Look through the data below and say how many of its lines contain "załącznik", adding nothing else.
* start EXTRACTED ENTRIES *
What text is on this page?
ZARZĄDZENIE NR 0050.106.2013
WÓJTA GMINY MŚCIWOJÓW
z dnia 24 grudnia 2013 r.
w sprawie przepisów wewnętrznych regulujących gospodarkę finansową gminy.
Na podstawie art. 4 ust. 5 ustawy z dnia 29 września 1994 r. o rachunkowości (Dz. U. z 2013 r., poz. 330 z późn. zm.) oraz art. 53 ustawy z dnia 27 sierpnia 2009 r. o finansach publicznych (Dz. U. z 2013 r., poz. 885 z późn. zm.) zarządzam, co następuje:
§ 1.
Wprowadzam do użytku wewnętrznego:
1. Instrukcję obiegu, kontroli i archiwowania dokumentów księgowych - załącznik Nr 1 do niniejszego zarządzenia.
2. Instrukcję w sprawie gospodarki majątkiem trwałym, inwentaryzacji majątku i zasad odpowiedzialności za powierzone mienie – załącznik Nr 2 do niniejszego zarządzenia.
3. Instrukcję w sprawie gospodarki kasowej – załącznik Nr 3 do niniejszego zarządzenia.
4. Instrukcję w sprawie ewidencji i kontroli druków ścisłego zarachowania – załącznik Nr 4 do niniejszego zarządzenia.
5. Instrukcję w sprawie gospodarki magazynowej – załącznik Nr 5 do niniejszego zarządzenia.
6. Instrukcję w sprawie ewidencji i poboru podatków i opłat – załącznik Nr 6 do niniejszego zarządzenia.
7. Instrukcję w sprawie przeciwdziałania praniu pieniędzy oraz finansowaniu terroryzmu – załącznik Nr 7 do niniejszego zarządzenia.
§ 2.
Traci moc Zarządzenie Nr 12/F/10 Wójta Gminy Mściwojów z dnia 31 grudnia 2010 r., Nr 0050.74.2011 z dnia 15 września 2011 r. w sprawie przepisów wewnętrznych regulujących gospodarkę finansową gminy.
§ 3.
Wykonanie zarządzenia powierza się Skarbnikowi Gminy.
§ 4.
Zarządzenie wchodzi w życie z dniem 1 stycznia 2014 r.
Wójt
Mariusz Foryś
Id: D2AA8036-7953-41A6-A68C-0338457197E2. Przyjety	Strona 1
* end EXTRACTED ENTRIES *
RESULT FOR THIS EXERCISE - 7